# Task
Give the data below again exactly as it stands. Omit the pictures.

───── Exercise input

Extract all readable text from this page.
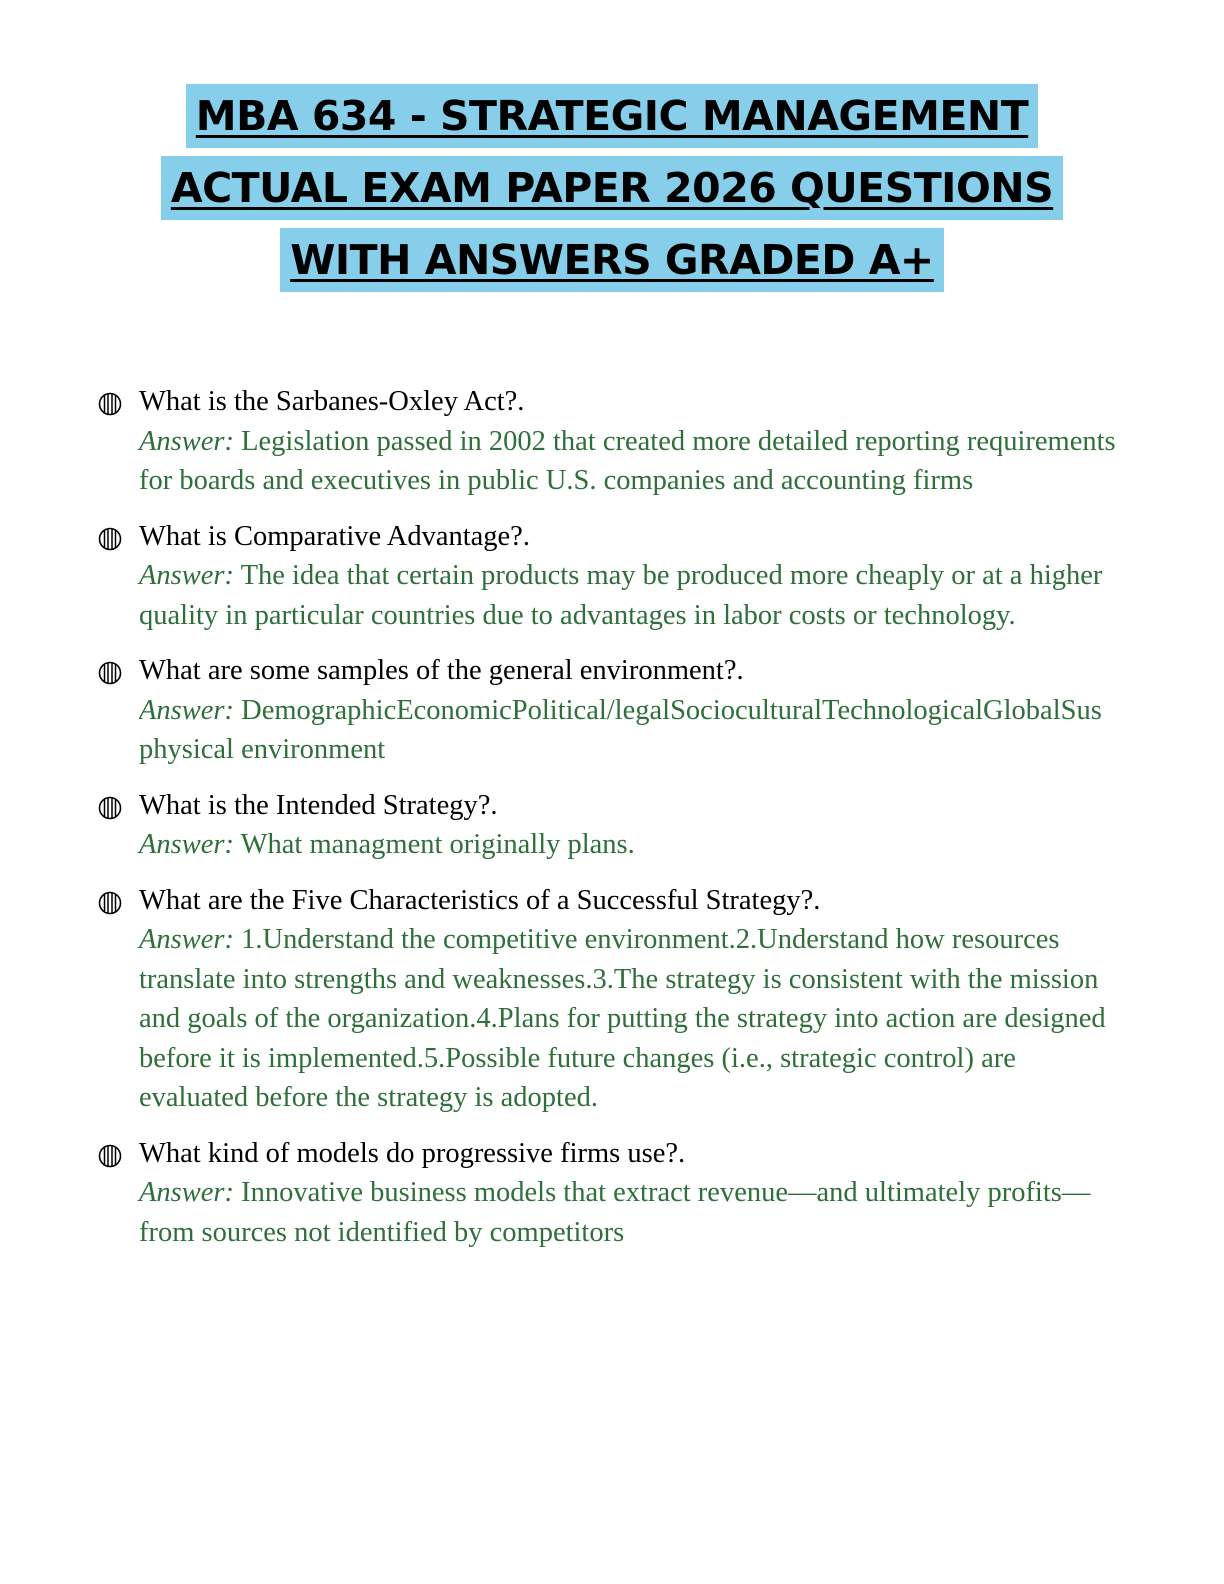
MBA 634 - STRATEGIC MANAGEMENT
ACTUAL EXAM PAPER 2026 QUESTIONS
WITH ANSWERS GRADED A+
What is the Sarbanes-Oxley Act?.
Answer: Legislation passed in 2002 that created more detailed reporting requirements for boards and executives in public U.S. companies and accounting firms
What is Comparative Advantage?.
Answer: The idea that certain products may be produced more cheaply or at a higher quality in particular countries due to advantages in labor costs or technology.
What are some samples of the general environment?.
Answer: DemographicEconomicPolitical/legalSocioculturalTechnologicalGlobalSus
physical environment
What is the Intended Strategy?.
Answer: What managment originally plans.
What are the Five Characteristics of a Successful Strategy?.
Answer: 1.Understand the competitive environment.2.Understand how resources translate into strengths and weaknesses.3.The strategy is consistent with the mission and goals of the organization.4.Plans for putting the strategy into action are designed before it is implemented.5.Possible future changes (i.e., strategic control) are evaluated before the strategy is adopted.
What kind of models do progressive firms use?.
Answer: Innovative business models that extract revenue—and ultimately profits—from sources not identified by competitors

──────────

# Written response
Extract all readable text from this page.
MBA 634 - STRATEGIC MANAGEMENT
ACTUAL EXAM PAPER 2026 QUESTIONS
WITH ANSWERS GRADED A+
What is the Sarbanes-Oxley Act?.
Answer: Legislation passed in 2002 that created more detailed reporting requirements for boards and executives in public U.S. companies and accounting firms
What is Comparative Advantage?.
Answer: The idea that certain products may be produced more cheaply or at a higher quality in particular countries due to advantages in labor costs or technology.
What are some samples of the general environment?.
Answer: DemographicEconomicPolitical/legalSocioculturalTechnologicalGlobalSus
physical environment
What is the Intended Strategy?.
Answer: What managment originally plans.
What are the Five Characteristics of a Successful Strategy?.
Answer: 1.Understand the competitive environment.2.Understand how resources translate into strengths and weaknesses.3.The strategy is consistent with the mission and goals of the organization.4.Plans for putting the strategy into action are designed before it is implemented.5.Possible future changes (i.e., strategic control) are evaluated before the strategy is adopted.
What kind of models do progressive firms use?.
Answer: Innovative business models that extract revenue—and ultimately profits—from sources not identified by competitors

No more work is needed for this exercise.